WHAT YOU SHOULD DO
Copy each line below in which the word "Lugar" occurs.

DATA FOR THIS TASK

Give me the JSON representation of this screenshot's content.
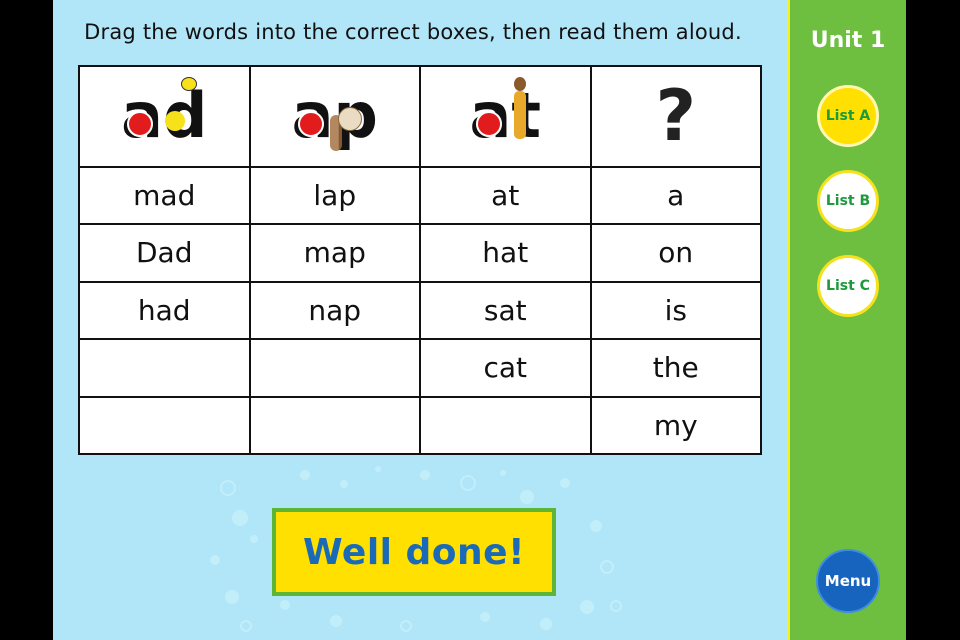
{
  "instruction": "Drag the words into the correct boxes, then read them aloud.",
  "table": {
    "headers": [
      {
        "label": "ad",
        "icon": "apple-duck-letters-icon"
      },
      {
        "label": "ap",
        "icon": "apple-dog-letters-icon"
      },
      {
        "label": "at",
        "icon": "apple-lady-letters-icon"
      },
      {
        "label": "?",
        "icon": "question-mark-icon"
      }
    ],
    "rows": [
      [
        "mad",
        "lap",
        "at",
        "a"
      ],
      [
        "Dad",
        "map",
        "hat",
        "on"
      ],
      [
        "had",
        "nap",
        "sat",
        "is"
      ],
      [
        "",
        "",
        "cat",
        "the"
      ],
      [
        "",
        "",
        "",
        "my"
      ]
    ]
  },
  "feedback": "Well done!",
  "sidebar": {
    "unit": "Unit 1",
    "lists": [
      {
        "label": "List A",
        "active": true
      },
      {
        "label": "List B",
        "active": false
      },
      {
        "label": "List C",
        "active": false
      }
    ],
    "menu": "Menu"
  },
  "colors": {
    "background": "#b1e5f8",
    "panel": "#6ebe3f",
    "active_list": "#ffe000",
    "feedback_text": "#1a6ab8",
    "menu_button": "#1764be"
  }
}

---

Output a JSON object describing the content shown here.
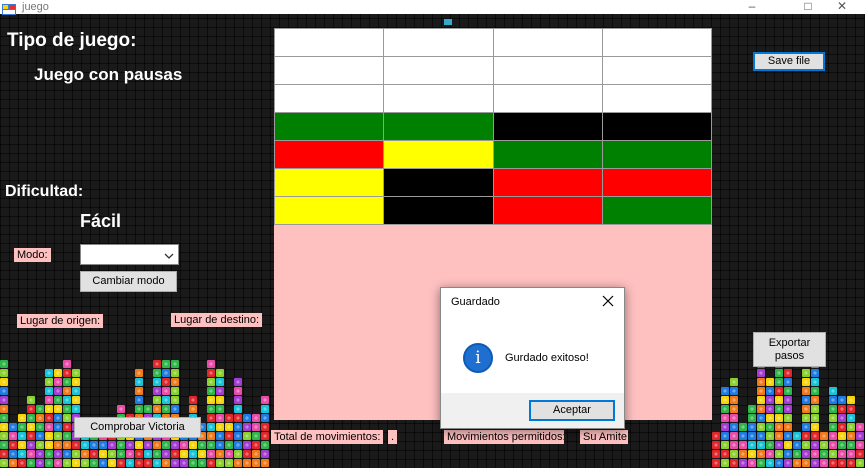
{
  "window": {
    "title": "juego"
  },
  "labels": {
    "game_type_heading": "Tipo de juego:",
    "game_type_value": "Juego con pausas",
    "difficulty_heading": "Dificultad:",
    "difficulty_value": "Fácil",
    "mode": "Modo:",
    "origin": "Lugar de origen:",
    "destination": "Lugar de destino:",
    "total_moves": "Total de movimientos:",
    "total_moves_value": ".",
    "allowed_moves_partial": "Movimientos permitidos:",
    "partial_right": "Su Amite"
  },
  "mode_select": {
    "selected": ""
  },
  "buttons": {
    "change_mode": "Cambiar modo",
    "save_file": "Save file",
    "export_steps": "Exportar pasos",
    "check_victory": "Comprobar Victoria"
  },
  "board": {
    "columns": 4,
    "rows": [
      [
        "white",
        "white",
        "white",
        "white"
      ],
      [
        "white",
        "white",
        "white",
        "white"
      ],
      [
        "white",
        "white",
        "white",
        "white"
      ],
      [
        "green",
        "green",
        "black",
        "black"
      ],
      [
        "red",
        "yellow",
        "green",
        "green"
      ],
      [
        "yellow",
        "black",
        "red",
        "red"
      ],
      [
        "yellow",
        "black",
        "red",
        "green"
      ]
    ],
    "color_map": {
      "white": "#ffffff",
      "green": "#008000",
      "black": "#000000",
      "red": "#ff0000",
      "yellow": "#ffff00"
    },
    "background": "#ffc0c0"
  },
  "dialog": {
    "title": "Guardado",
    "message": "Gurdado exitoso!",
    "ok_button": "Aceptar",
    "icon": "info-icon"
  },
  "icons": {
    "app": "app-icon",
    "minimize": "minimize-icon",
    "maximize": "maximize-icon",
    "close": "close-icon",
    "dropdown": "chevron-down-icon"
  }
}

FINISHED EXERCISE
    "origin": "Lugar de origen:",
    "destination": "Lugar de destino:",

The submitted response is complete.